-- Task --
Give all of the lines again exactly as they read.
---
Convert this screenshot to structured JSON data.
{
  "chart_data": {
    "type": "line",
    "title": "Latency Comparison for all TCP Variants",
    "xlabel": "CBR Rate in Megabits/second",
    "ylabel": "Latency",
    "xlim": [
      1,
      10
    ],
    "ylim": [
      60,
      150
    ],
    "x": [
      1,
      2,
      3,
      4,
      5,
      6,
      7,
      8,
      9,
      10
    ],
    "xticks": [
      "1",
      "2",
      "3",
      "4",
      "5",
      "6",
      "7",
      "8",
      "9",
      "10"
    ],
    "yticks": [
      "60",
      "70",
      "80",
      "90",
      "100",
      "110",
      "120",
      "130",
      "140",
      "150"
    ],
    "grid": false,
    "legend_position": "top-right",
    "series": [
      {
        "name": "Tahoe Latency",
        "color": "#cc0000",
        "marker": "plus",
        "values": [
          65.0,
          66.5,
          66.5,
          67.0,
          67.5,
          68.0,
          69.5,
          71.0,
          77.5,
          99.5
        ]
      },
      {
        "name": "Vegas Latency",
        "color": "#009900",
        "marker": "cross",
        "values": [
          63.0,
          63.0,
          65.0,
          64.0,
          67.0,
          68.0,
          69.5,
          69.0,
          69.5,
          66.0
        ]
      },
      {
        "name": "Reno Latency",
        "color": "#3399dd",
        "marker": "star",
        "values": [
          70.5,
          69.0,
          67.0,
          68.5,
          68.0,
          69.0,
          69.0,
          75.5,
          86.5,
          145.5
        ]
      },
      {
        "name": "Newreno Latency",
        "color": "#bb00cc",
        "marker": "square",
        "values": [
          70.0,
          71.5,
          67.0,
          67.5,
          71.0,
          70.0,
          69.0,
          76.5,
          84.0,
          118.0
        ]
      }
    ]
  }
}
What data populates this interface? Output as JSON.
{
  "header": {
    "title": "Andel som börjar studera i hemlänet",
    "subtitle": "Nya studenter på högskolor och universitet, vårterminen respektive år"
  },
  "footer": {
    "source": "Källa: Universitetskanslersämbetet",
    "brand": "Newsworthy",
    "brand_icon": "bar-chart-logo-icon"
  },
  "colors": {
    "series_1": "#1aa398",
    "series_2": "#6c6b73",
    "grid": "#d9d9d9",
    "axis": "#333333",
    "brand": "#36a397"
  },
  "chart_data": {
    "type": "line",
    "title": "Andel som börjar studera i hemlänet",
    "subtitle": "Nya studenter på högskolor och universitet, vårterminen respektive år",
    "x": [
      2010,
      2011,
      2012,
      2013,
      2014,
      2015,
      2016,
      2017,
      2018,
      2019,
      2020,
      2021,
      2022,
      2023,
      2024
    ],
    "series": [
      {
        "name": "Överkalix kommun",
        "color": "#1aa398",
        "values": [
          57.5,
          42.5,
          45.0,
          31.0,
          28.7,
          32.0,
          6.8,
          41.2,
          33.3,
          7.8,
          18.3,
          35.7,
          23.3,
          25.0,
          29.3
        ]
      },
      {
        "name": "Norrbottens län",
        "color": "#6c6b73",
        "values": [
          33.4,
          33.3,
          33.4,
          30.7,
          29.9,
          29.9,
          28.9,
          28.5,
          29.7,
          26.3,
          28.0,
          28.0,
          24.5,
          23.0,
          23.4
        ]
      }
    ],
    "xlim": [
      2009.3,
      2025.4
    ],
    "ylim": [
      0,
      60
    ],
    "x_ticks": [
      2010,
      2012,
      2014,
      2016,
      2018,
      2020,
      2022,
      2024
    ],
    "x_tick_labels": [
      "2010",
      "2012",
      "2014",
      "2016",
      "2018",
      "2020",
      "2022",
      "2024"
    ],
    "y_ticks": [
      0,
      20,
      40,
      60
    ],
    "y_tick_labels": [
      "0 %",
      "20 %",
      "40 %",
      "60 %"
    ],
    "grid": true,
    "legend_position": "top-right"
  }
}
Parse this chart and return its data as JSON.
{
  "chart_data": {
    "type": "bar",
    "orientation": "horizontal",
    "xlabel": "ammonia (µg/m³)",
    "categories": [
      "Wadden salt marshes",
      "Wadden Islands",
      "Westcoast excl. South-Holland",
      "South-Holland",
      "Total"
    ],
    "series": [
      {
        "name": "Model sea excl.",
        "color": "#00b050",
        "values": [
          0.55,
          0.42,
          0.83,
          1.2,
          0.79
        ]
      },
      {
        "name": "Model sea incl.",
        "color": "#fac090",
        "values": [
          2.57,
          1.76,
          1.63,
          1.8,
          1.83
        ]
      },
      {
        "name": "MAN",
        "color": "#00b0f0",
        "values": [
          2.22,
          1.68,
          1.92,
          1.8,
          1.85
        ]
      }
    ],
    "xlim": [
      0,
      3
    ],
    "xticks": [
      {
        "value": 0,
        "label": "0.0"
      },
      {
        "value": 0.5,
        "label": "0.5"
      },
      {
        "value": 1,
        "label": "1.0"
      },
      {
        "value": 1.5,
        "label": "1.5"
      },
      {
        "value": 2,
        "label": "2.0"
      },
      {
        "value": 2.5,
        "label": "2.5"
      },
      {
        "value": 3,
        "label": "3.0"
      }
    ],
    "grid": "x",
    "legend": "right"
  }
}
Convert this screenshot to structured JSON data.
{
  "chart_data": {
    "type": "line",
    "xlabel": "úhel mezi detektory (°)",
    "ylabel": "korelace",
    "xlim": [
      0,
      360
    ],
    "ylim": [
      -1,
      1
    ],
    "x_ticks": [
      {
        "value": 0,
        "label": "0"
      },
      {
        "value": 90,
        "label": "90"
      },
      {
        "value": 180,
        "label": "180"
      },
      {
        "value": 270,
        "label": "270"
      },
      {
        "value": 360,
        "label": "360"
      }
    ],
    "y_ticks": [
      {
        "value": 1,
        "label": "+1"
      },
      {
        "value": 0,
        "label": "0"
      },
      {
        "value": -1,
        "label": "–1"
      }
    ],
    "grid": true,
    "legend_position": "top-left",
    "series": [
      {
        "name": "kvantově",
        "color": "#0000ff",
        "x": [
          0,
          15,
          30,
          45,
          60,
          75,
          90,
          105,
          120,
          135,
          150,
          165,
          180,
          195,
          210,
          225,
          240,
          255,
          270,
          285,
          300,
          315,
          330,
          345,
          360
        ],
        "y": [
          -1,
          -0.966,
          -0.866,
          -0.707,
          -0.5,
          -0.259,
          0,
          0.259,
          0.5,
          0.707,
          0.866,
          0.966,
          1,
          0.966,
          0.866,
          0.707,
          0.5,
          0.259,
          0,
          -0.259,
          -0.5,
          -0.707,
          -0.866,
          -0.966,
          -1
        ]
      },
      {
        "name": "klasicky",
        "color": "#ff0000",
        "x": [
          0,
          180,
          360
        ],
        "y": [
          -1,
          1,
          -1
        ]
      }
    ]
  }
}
---
-- Response below --
Convert this screenshot to structured JSON data.
{
  "chart_data": {
    "type": "line",
    "title": "Latency Comparison for all TCP Variants",
    "xlabel": "CBR Rate in Megabits/second",
    "ylabel": "Latency",
    "xlim": [
      1,
      10
    ],
    "ylim": [
      60,
      150
    ],
    "x": [
      1,
      2,
      3,
      4,
      5,
      6,
      7,
      8,
      9,
      10
    ],
    "xticks": [
      "1",
      "2",
      "3",
      "4",
      "5",
      "6",
      "7",
      "8",
      "9",
      "10"
    ],
    "yticks": [
      "60",
      "70",
      "80",
      "90",
      "100",
      "110",
      "120",
      "130",
      "140",
      "150"
    ],
    "grid": false,
    "legend_position": "top-right",
    "series": [
      {
        "name": "Tahoe Latency",
        "color": "#cc0000",
        "marker": "plus",
        "values": [
          65.0,
          66.5,
          66.5,
          67.0,
          67.5,
          68.0,
          69.5,
          71.0,
          77.5,
          99.5
        ]
      },
      {
        "name": "Vegas Latency",
        "color": "#009900",
        "marker": "cross",
        "values": [
          63.0,
          63.0,
          65.0,
          64.0,
          67.0,
          68.0,
          69.5,
          69.0,
          69.5,
          66.0
        ]
      },
      {
        "name": "Reno Latency",
        "color": "#3399dd",
        "marker": "star",
        "values": [
          70.5,
          69.0,
          67.0,
          68.5,
          68.0,
          69.0,
          69.0,
          75.5,
          86.5,
          145.5
        ]
      },
      {
        "name": "Newreno Latency",
        "color": "#bb00cc",
        "marker": "square",
        "values": [
          70.0,
          71.5,
          67.0,
          67.5,
          71.0,
          70.0,
          69.0,
          76.5,
          84.0,
          118.0
        ]
      }
    ]
  }
}
What data populates this interface? Output as JSON.
{
  "header": {
    "title": "Andel som börjar studera i hemlänet",
    "subtitle": "Nya studenter på högskolor och universitet, vårterminen respektive år"
  },
  "footer": {
    "source": "Källa: Universitetskanslersämbetet",
    "brand": "Newsworthy",
    "brand_icon": "bar-chart-logo-icon"
  },
  "colors": {
    "series_1": "#1aa398",
    "series_2": "#6c6b73",
    "grid": "#d9d9d9",
    "axis": "#333333",
    "brand": "#36a397"
  },
  "chart_data": {
    "type": "line",
    "title": "Andel som börjar studera i hemlänet",
    "subtitle": "Nya studenter på högskolor och universitet, vårterminen respektive år",
    "x": [
      2010,
      2011,
      2012,
      2013,
      2014,
      2015,
      2016,
      2017,
      2018,
      2019,
      2020,
      2021,
      2022,
      2023,
      2024
    ],
    "series": [
      {
        "name": "Överkalix kommun",
        "color": "#1aa398",
        "values": [
          57.5,
          42.5,
          45.0,
          31.0,
          28.7,
          32.0,
          6.8,
          41.2,
          33.3,
          7.8,
          18.3,
          35.7,
          23.3,
          25.0,
          29.3
        ]
      },
      {
        "name": "Norrbottens län",
        "color": "#6c6b73",
        "values": [
          33.4,
          33.3,
          33.4,
          30.7,
          29.9,
          29.9,
          28.9,
          28.5,
          29.7,
          26.3,
          28.0,
          28.0,
          24.5,
          23.0,
          23.4
        ]
      }
    ],
    "xlim": [
      2009.3,
      2025.4
    ],
    "ylim": [
      0,
      60
    ],
    "x_ticks": [
      2010,
      2012,
      2014,
      2016,
      2018,
      2020,
      2022,
      2024
    ],
    "x_tick_labels": [
      "2010",
      "2012",
      "2014",
      "2016",
      "2018",
      "2020",
      "2022",
      "2024"
    ],
    "y_ticks": [
      0,
      20,
      40,
      60
    ],
    "y_tick_labels": [
      "0 %",
      "20 %",
      "40 %",
      "60 %"
    ],
    "grid": true,
    "legend_position": "top-right"
  }
}
Parse this chart and return its data as JSON.
{
  "chart_data": {
    "type": "bar",
    "orientation": "horizontal",
    "xlabel": "ammonia (µg/m³)",
    "categories": [
      "Wadden salt marshes",
      "Wadden Islands",
      "Westcoast excl. South-Holland",
      "South-Holland",
      "Total"
    ],
    "series": [
      {
        "name": "Model sea excl.",
        "color": "#00b050",
        "values": [
          0.55,
          0.42,
          0.83,
          1.2,
          0.79
        ]
      },
      {
        "name": "Model sea incl.",
        "color": "#fac090",
        "values": [
          2.57,
          1.76,
          1.63,
          1.8,
          1.83
        ]
      },
      {
        "name": "MAN",
        "color": "#00b0f0",
        "values": [
          2.22,
          1.68,
          1.92,
          1.8,
          1.85
        ]
      }
    ],
    "xlim": [
      0,
      3
    ],
    "xticks": [
      {
        "value": 0,
        "label": "0.0"
      },
      {
        "value": 0.5,
        "label": "0.5"
      },
      {
        "value": 1,
        "label": "1.0"
      },
      {
        "value": 1.5,
        "label": "1.5"
      },
      {
        "value": 2,
        "label": "2.0"
      },
      {
        "value": 2.5,
        "label": "2.5"
      },
      {
        "value": 3,
        "label": "3.0"
      }
    ],
    "grid": "x",
    "legend": "right"
  }
}
Convert this screenshot to structured JSON data.
{
  "chart_data": {
    "type": "line",
    "xlabel": "úhel mezi detektory (°)",
    "ylabel": "korelace",
    "xlim": [
      0,
      360
    ],
    "ylim": [
      -1,
      1
    ],
    "x_ticks": [
      {
        "value": 0,
        "label": "0"
      },
      {
        "value": 90,
        "label": "90"
      },
      {
        "value": 180,
        "label": "180"
      },
      {
        "value": 270,
        "label": "270"
      },
      {
        "value": 360,
        "label": "360"
      }
    ],
    "y_ticks": [
      {
        "value": 1,
        "label": "+1"
      },
      {
        "value": 0,
        "label": "0"
      },
      {
        "value": -1,
        "label": "–1"
      }
    ],
    "grid": true,
    "legend_position": "top-left",
    "series": [
      {
        "name": "kvantově",
        "color": "#0000ff",
        "x": [
          0,
          15,
          30,
          45,
          60,
          75,
          90,
          105,
          120,
          135,
          150,
          165,
          180,
          195,
          210,
          225,
          240,
          255,
          270,
          285,
          300,
          315,
          330,
          345,
          360
        ],
        "y": [
          -1,
          -0.966,
          -0.866,
          -0.707,
          -0.5,
          -0.259,
          0,
          0.259,
          0.5,
          0.707,
          0.866,
          0.966,
          1,
          0.966,
          0.866,
          0.707,
          0.5,
          0.259,
          0,
          -0.259,
          -0.5,
          -0.707,
          -0.866,
          -0.966,
          -1
        ]
      },
      {
        "name": "klasicky",
        "color": "#ff0000",
        "x": [
          0,
          180,
          360
        ],
        "y": [
          -1,
          1,
          -1
        ]
      }
    ]
  }
}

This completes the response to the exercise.